▶ [TASK REQUIREMENTS] In your copy, leave out the pictures; write out all the data exactly.

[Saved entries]
▬▬▬
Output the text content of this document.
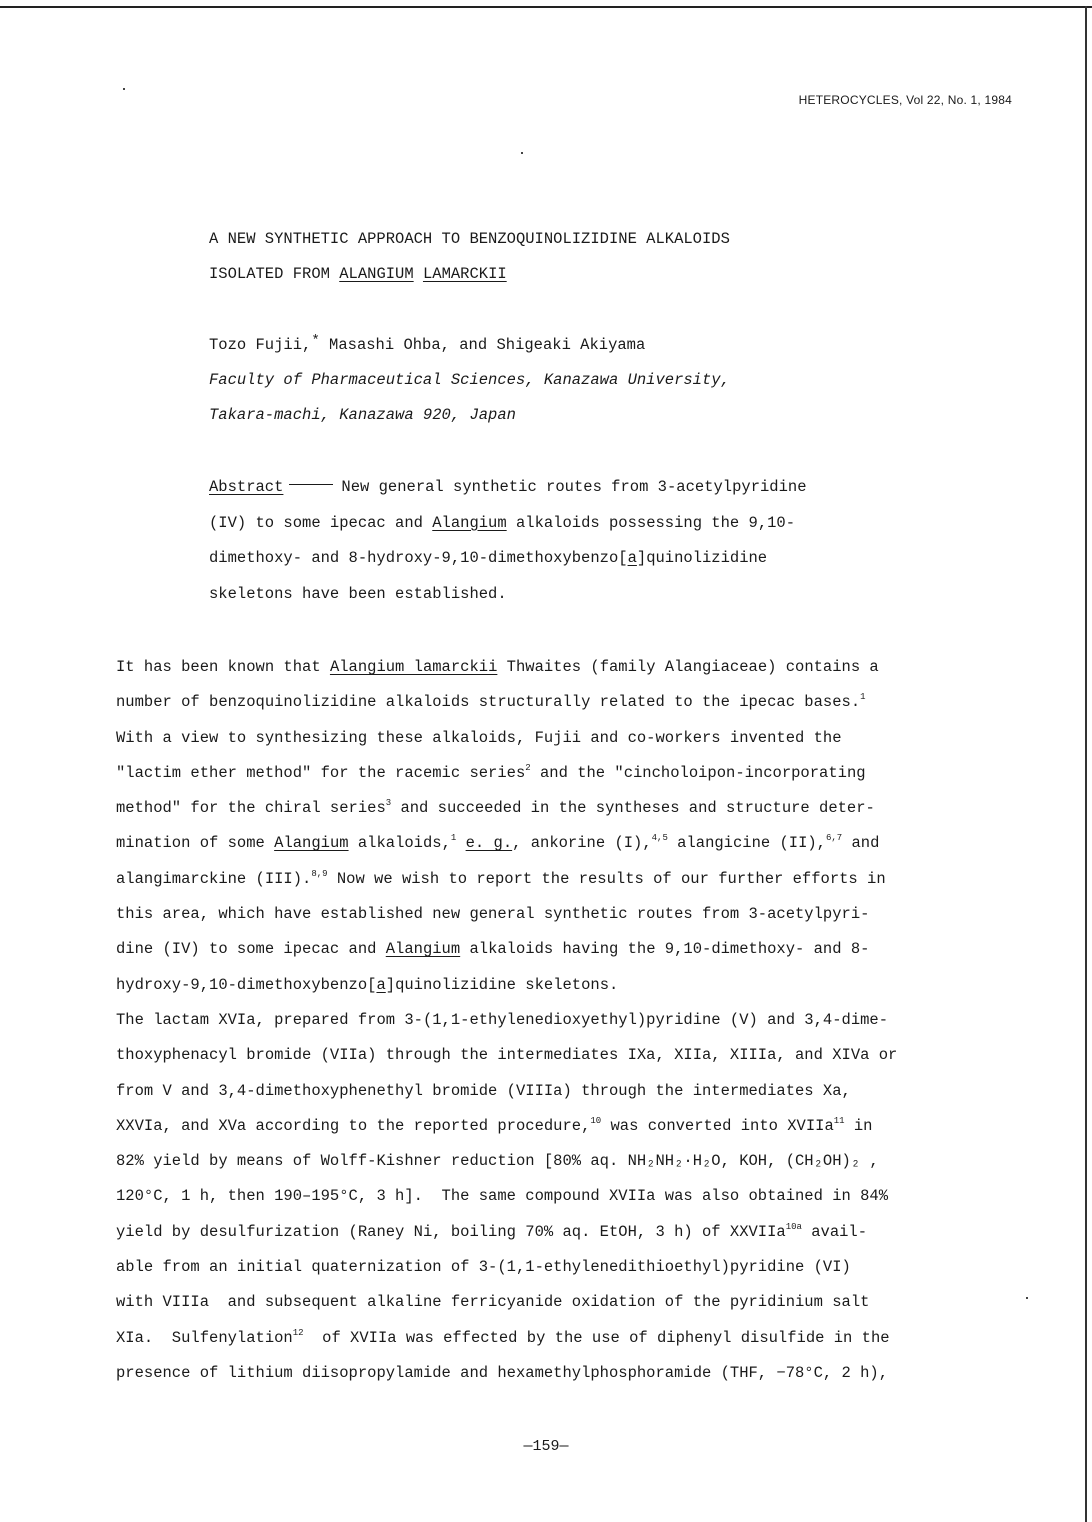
HETEROCYCLES, Vol 22, No. 1, 1984
A NEW SYNTHETIC APPROACH TO BENZOQUINOLIZIDINE ALKALOIDS
ISOLATED FROM ALANGIUM LAMARCKII
Tozo Fujii,* Masashi Ohba, and Shigeaki Akiyama
Faculty of Pharmaceutical Sciences, Kanazawa University,
Takara-machi, Kanazawa 920, Japan
Abstract	New general synthetic routes from 3-acetylpyridine
(IV) to some ipecac and Alangium alkaloids possessing the 9,10-
dimethoxy- and 8-hydroxy-9,10-dimethoxybenzo[a]quinolizidine
skeletons have been established.
It has been known that Alangium lamarckii Thwaites (family Alangiaceae) contains a
number of benzoquinolizidine alkaloids structurally related to the ipecac bases.$^1$
With a view to synthesizing these alkaloids, Fujii and co-workers invented the
"lactim ether method" for the racemic series$^2$ and the "cincholoipon-incorporating
method" for the chiral series$^3$ and succeeded in the syntheses and structure deter-
mination of some Alangium alkaloids,$^1$ e. g., ankorine (I),$^{4,5}$ alangicine (II),$^{6,7}$ and
alangimarckine (III).$^{8,9}$ Now we wish to report the results of our further efforts in
this area, which have established new general synthetic routes from 3-acetylpyri-
dine (IV) to some ipecac and Alangium alkaloids having the 9,10-dimethoxy- and 8-
hydroxy-9,10-dimethoxybenzo[a]quinolizidine skeletons.
The lactam XVIa, prepared from 3-(1,1-ethylenedioxyethyl)pyridine (V) and 3,4-dime-
thoxyphenacyl bromide (VIIa) through the intermediates IXa, XIIa, XIIIa, and XIVa or
from V and 3,4-dimethoxyphenethyl bromide (VIIIa) through the intermediates Xa,
XXVIa, and XVa according to the reported procedure,$^{10}$ was converted into XVIIa$^{11}$ in
82% yield by means of Wolff-Kishner reduction [80% aq. NH₂NH₂·H₂O, KOH, (CH₂OH)₂ ,
120°C, 1 h, then 190–195°C, 3 h].  The same compound XVIIa was also obtained in 84%
yield by desulfurization (Raney Ni, boiling 70% aq. EtOH, 3 h) of XXVIIa$^{10a}$ avail-
able from an initial quaternization of 3-(1,1-ethylenedithioethyl)pyridine (VI)
with VIIIa  and subsequent alkaline ferricyanide oxidation of the pyridinium salt
XIa.  Sulfenylation$^{12}$  of XVIIa was effected by the use of diphenyl disulfide in the
presence of lithium diisopropylamide and hexamethylphosphoramide (THF, −78°C, 2 h),
—159—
▬▬▬
▶ [WORKED ANSWER]
Output the text content of this document.
HETEROCYCLES, Vol 22, No. 1, 1984
A NEW SYNTHETIC APPROACH TO BENZOQUINOLIZIDINE ALKALOIDS
ISOLATED FROM ALANGIUM LAMARCKII
Tozo Fujii,* Masashi Ohba, and Shigeaki Akiyama
Faculty of Pharmaceutical Sciences, Kanazawa University,
Takara-machi, Kanazawa 920, Japan
Abstract	New general synthetic routes from 3-acetylpyridine
(IV) to some ipecac and Alangium alkaloids possessing the 9,10-
dimethoxy- and 8-hydroxy-9,10-dimethoxybenzo[a]quinolizidine
skeletons have been established.
It has been known that Alangium lamarckii Thwaites (family Alangiaceae) contains a
number of benzoquinolizidine alkaloids structurally related to the ipecac bases.$^1$
With a view to synthesizing these alkaloids, Fujii and co-workers invented the
"lactim ether method" for the racemic series$^2$ and the "cincholoipon-incorporating
method" for the chiral series$^3$ and succeeded in the syntheses and structure deter-
mination of some Alangium alkaloids,$^1$ e. g., ankorine (I),$^{4,5}$ alangicine (II),$^{6,7}$ and
alangimarckine (III).$^{8,9}$ Now we wish to report the results of our further efforts in
this area, which have established new general synthetic routes from 3-acetylpyri-
dine (IV) to some ipecac and Alangium alkaloids having the 9,10-dimethoxy- and 8-
hydroxy-9,10-dimethoxybenzo[a]quinolizidine skeletons.
The lactam XVIa, prepared from 3-(1,1-ethylenedioxyethyl)pyridine (V) and 3,4-dime-
thoxyphenacyl bromide (VIIa) through the intermediates IXa, XIIa, XIIIa, and XIVa or
from V and 3,4-dimethoxyphenethyl bromide (VIIIa) through the intermediates Xa,
XXVIa, and XVa according to the reported procedure,$^{10}$ was converted into XVIIa$^{11}$ in
82% yield by means of Wolff-Kishner reduction [80% aq. NH₂NH₂·H₂O, KOH, (CH₂OH)₂ ,
120°C, 1 h, then 190–195°C, 3 h].  The same compound XVIIa was also obtained in 84%
yield by desulfurization (Raney Ni, boiling 70% aq. EtOH, 3 h) of XXVIIa$^{10a}$ avail-
able from an initial quaternization of 3-(1,1-ethylenedithioethyl)pyridine (VI)
with VIIIa  and subsequent alkaline ferricyanide oxidation of the pyridinium salt
XIa.  Sulfenylation$^{12}$  of XVIIa was effected by the use of diphenyl disulfide in the
presence of lithium diisopropylamide and hexamethylphosphoramide (THF, −78°C, 2 h),
—159—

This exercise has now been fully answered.